_The problem_:
Starting with the line that contains "What text is on this page?", write out each line through the end of the listing, unchanged. Output nothing else.
....................
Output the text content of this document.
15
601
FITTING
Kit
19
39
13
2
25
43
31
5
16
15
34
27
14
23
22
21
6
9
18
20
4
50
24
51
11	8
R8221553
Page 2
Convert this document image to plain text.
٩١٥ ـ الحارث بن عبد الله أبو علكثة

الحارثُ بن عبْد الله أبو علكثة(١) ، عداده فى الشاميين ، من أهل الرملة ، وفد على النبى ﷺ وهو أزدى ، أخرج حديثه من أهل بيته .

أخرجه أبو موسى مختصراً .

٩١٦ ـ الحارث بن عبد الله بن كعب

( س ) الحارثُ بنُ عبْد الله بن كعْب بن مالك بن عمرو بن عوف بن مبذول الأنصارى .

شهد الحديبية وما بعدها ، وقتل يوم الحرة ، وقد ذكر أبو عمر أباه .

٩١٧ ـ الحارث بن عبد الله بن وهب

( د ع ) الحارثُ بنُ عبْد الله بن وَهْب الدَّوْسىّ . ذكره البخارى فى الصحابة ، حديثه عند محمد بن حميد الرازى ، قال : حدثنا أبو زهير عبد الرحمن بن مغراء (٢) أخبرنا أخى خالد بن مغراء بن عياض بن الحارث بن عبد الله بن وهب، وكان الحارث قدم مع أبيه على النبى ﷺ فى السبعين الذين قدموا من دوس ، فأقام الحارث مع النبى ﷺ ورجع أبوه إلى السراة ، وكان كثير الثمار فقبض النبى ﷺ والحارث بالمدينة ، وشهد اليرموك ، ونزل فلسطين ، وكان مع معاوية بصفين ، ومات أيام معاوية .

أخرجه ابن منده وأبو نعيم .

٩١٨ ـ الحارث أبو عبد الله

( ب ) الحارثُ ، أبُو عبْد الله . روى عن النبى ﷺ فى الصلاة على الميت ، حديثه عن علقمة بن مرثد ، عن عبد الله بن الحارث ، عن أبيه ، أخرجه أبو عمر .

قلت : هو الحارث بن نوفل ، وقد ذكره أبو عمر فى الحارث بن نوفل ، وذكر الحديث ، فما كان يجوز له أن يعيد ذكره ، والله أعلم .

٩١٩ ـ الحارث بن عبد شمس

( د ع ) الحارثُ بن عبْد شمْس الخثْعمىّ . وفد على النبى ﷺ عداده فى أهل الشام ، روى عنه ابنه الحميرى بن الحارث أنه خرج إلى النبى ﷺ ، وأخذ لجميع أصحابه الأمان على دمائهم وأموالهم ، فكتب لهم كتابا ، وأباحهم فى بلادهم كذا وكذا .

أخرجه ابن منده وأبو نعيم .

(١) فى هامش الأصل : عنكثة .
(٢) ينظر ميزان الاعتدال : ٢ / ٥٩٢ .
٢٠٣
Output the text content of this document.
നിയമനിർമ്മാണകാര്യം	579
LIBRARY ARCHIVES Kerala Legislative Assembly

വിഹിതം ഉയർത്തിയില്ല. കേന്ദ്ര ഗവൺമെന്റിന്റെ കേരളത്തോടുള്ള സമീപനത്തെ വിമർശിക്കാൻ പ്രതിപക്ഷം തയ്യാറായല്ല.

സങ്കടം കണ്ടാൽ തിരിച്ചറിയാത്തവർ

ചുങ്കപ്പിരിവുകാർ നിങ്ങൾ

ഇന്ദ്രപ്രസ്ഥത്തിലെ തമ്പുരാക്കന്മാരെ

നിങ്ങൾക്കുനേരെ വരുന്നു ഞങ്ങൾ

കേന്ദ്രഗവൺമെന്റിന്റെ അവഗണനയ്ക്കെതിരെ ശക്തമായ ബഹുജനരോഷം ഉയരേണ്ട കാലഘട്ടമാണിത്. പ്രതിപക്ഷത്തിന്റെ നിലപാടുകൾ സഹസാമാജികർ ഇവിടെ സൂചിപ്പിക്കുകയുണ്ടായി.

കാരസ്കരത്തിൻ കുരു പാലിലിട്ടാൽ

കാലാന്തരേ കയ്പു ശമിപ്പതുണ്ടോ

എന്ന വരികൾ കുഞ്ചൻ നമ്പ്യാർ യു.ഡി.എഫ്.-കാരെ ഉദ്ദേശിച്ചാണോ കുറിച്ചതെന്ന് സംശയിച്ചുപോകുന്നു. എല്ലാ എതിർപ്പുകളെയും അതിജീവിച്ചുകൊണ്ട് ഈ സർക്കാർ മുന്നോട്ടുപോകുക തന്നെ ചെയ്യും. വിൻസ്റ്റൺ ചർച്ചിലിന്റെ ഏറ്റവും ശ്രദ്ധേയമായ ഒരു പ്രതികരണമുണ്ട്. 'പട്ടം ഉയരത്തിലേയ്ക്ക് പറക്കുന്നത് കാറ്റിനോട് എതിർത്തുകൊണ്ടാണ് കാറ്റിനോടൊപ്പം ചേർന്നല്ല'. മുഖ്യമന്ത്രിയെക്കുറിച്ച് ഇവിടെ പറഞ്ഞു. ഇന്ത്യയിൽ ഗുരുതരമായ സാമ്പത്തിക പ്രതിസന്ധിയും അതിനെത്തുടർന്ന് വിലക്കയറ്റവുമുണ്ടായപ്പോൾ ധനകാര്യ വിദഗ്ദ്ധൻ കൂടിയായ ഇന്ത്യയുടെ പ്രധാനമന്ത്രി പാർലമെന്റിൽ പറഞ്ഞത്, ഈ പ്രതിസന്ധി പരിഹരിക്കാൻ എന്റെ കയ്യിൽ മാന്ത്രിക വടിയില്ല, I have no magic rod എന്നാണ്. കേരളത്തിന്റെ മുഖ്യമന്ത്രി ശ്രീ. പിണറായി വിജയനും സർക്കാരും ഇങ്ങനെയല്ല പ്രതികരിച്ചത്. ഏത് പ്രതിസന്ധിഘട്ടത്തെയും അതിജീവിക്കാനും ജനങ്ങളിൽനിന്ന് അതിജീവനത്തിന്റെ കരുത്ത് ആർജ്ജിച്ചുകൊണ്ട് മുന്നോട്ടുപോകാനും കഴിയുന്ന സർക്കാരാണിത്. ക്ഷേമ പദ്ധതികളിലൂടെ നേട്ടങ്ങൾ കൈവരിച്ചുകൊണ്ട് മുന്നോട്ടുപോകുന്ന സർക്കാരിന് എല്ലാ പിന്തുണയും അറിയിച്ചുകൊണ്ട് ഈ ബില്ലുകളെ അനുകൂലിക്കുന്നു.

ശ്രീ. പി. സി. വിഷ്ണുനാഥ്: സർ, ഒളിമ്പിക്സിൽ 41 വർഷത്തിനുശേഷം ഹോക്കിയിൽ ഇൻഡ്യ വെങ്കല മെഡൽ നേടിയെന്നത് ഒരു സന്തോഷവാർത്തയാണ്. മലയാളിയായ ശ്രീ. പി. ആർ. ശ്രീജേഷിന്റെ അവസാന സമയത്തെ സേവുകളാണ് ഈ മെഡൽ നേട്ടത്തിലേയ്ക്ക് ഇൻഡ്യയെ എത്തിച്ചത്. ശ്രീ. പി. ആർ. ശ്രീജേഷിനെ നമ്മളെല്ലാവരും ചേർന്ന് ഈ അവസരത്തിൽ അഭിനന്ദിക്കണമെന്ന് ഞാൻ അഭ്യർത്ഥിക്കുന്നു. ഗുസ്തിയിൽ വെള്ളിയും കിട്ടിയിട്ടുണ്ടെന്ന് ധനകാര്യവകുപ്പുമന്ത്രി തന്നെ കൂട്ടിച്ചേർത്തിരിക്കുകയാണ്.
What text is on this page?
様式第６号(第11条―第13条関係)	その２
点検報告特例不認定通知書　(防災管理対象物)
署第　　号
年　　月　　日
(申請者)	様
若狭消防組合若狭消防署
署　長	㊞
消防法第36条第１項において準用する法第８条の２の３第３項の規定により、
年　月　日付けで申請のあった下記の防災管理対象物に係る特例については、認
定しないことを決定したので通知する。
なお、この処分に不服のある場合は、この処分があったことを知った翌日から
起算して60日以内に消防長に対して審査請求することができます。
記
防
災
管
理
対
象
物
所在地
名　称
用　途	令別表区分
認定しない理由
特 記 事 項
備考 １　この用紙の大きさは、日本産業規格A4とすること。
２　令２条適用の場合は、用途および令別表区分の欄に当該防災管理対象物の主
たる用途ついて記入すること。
....................
_Solution to this task_:
What text is on this page?
様式第６号(第11条―第13条関係)	その２
点検報告特例不認定通知書　(防災管理対象物)
署第　　号
年　　月　　日
(申請者)	様
若狭消防組合若狭消防署
署　長	㊞
消防法第36条第１項において準用する法第８条の２の３第３項の規定により、
年　月　日付けで申請のあった下記の防災管理対象物に係る特例については、認
定しないことを決定したので通知する。
なお、この処分に不服のある場合は、この処分があったことを知った翌日から
起算して60日以内に消防長に対して審査請求することができます。
記
防
災
管
理
対
象
物
所在地
名　称
用　途	令別表区分
認定しない理由
特 記 事 項
備考 １　この用紙の大きさは、日本産業規格A4とすること。
２　令２条適用の場合は、用途および令別表区分の欄に当該防災管理対象物の主
たる用途ついて記入すること。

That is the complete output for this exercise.